— begin Recorded data —

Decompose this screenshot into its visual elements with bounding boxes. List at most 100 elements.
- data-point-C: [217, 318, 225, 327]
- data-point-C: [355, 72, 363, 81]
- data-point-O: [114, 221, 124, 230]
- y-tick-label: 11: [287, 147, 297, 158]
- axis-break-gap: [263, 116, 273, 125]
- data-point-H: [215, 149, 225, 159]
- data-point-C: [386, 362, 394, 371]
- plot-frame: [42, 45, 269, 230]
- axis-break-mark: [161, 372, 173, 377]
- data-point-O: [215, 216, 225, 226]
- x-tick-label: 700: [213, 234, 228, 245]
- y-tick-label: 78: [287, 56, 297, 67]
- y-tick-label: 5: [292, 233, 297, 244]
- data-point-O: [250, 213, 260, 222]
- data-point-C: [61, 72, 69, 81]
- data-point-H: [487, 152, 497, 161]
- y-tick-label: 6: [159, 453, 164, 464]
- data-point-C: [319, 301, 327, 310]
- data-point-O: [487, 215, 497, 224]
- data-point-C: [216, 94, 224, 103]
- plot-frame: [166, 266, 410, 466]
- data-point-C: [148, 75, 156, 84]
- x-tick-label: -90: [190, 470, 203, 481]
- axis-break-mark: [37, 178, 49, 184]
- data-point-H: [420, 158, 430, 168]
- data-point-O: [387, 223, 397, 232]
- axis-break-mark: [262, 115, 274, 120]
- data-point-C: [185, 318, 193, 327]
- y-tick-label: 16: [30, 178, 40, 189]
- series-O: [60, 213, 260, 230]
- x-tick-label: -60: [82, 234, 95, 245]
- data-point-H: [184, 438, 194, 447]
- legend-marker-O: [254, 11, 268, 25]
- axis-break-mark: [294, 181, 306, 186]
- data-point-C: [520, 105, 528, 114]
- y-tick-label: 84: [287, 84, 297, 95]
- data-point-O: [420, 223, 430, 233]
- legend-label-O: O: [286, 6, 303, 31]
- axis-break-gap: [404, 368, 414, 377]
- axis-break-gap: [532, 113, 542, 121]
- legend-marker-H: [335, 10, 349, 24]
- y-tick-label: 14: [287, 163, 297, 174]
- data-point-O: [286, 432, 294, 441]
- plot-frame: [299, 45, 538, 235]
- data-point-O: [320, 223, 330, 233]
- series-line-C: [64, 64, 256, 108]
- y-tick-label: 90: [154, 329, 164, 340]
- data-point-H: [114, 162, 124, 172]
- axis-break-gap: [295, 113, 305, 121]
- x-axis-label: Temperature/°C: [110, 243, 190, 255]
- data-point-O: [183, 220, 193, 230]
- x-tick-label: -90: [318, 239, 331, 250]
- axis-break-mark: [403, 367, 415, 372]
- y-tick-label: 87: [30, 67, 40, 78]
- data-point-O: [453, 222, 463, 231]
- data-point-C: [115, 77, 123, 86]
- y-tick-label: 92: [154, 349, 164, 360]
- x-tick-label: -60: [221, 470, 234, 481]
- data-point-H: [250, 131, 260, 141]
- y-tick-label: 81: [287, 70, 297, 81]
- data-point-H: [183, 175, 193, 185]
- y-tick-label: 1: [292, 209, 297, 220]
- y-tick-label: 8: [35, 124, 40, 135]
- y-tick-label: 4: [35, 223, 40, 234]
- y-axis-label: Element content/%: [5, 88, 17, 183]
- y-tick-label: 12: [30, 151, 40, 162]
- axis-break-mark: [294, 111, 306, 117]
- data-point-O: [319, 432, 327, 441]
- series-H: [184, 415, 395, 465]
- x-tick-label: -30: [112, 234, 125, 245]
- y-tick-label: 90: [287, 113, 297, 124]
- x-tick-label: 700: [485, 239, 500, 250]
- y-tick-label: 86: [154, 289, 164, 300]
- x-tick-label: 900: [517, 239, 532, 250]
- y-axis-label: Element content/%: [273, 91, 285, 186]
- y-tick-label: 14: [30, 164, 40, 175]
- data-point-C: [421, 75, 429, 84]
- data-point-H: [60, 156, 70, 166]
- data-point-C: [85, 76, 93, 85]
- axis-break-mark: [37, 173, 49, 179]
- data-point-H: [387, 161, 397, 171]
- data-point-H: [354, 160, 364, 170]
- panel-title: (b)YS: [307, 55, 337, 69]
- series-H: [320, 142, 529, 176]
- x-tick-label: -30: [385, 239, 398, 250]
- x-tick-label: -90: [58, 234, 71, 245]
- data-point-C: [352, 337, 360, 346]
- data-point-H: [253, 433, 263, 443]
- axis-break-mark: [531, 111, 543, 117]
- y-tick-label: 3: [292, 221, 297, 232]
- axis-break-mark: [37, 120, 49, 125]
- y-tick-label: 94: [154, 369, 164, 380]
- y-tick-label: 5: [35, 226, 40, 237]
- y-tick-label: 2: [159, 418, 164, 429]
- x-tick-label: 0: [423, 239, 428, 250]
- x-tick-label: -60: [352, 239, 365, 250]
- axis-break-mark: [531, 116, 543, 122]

— end Recorded data —

Description of the task
Please render the data above as a JSON list of strings with one string per line, leaving out any blank lines.

Answer to this task
[
  "Decompose this screenshot into its visual elements with bounding boxes. List at most 100 elements.",
  "- data-point-C: [217, 318, 225, 327]",
  "- data-point-C: [355, 72, 363, 81]",
  "- data-point-O: [114, 221, 124, 230]",
  "- y-tick-label: 11: [287, 147, 297, 158]",
  "- axis-break-gap: [263, 116, 273, 125]",
  "- data-point-H: [215, 149, 225, 159]",
  "- data-point-C: [386, 362, 394, 371]",
  "- plot-frame: [42, 45, 269, 230]",
  "- axis-break-mark: [161, 372, 173, 377]",
  "- data-point-O: [215, 216, 225, 226]",
  "- x-tick-label: 700: [213, 234, 228, 245]",
  "- y-tick-label: 78: [287, 56, 297, 67]",
  "- y-tick-label: 5: [292, 233, 297, 244]",
  "- data-point-O: [250, 213, 260, 222]",
  "- data-point-C: [61, 72, 69, 81]",
  "- data-point-H: [487, 152, 497, 161]",
  "- y-tick-label: 6: [159, 453, 164, 464]",
  "- data-point-C: [319, 301, 327, 310]",
  "- data-point-O: [487, 215, 497, 224]",
  "- data-point-C: [216, 94, 224, 103]",
  "- plot-frame: [166, 266, 410, 466]",
  "- data-point-C: [148, 75, 156, 84]",
  "- x-tick-label: -90: [190, 470, 203, 481]",
  "- axis-break-mark: [37, 178, 49, 184]",
  "- data-point-H: [420, 158, 430, 168]",
  "- data-point-O: [387, 223, 397, 232]",
  "- axis-break-mark: [262, 115, 274, 120]",
  "- data-point-C: [185, 318, 193, 327]",
  "- y-tick-label: 16: [30, 178, 40, 189]",
  "- series-O: [60, 213, 260, 230]",
  "- x-tick-label: -60: [82, 234, 95, 245]",
  "- data-point-H: [184, 438, 194, 447]",
  "- legend-marker-O: [254, 11, 268, 25]",
  "- axis-break-mark: [294, 181, 306, 186]",
  "- data-point-C: [520, 105, 528, 114]",
  "- y-tick-label: 84: [287, 84, 297, 95]",
  "- data-point-O: [420, 223, 430, 233]",
  "- legend-label-O: O: [286, 6, 303, 31]",
  "- axis-break-gap: [404, 368, 414, 377]",
  "- axis-break-gap: [532, 113, 542, 121]",
  "- legend-marker-H: [335, 10, 349, 24]",
  "- y-tick-label: 14: [287, 163, 297, 174]",
  "- data-point-O: [286, 432, 294, 441]",
  "- plot-frame: [299, 45, 538, 235]",
  "- data-point-O: [320, 223, 330, 233]",
  "- series-line-C: [64, 64, 256, 108]",
  "- y-tick-label: 90: [154, 329, 164, 340]",
  "- data-point-H: [114, 162, 124, 172]",
  "- axis-break-gap: [295, 113, 305, 121]",
  "- x-axis-label: Temperature/°C: [110, 243, 190, 255]",
  "- data-point-O: [183, 220, 193, 230]",
  "- x-tick-label: -90: [318, 239, 331, 250]",
  "- axis-break-mark: [403, 367, 415, 372]",
  "- y-tick-label: 87: [30, 67, 40, 78]",
  "- data-point-O: [453, 222, 463, 231]",
  "- data-point-C: [115, 77, 123, 86]",
  "- y-tick-label: 92: [154, 349, 164, 360]",
  "- x-tick-label: -60: [221, 470, 234, 481]",
  "- data-point-H: [250, 131, 260, 141]",
  "- y-tick-label: 81: [287, 70, 297, 81]",
  "- data-point-H: [183, 175, 193, 185]",
  "- y-tick-label: 1: [292, 209, 297, 220]",
  "- y-tick-label: 8: [35, 124, 40, 135]",
  "- y-tick-label: 4: [35, 223, 40, 234]",
  "- y-axis-label: Element content/%: [5, 88, 17, 183]",
  "- y-tick-label: 12: [30, 151, 40, 162]",
  "- axis-break-mark: [294, 111, 306, 117]",
  "- data-point-O: [319, 432, 327, 441]",
  "- series-H: [184, 415, 395, 465]",
  "- x-tick-label: -30: [112, 234, 125, 245]",
  "- y-tick-label: 90: [287, 113, 297, 124]",
  "- x-tick-label: 700: [485, 239, 500, 250]",
  "- y-tick-label: 86: [154, 289, 164, 300]",
  "- x-tick-label: 900: [517, 239, 532, 250]",
  "- y-axis-label: Element content/%: [273, 91, 285, 186]",
  "- y-tick-label: 14: [30, 164, 40, 175]",
  "- data-point-C: [421, 75, 429, 84]",
  "- data-point-H: [60, 156, 70, 166]",
  "- data-point-C: [85, 76, 93, 85]",
  "- axis-break-mark: [37, 173, 49, 179]",
  "- data-point-H: [387, 161, 397, 171]",
  "- data-point-H: [354, 160, 364, 170]",
  "- panel-title: (b)YS: [307, 55, 337, 69]",
  "- series-H: [320, 142, 529, 176]",
  "- x-tick-label: -30: [385, 239, 398, 250]",
  "- x-tick-label: -90: [58, 234, 71, 245]",
  "- data-point-C: [352, 337, 360, 346]",
  "- data-point-H: [253, 433, 263, 443]",
  "- axis-break-mark: [531, 111, 543, 117]",
  "- y-tick-label: 3: [292, 221, 297, 232]",
  "- axis-break-mark: [37, 120, 49, 125]",
  "- y-tick-label: 94: [154, 369, 164, 380]",
  "- y-tick-label: 5: [35, 226, 40, 237]",
  "- y-tick-label: 2: [159, 418, 164, 429]",
  "- x-tick-label: 0: [423, 239, 428, 250]",
  "- x-tick-label: -60: [352, 239, 365, 250]",
  "- axis-break-mark: [531, 116, 543, 122]"
]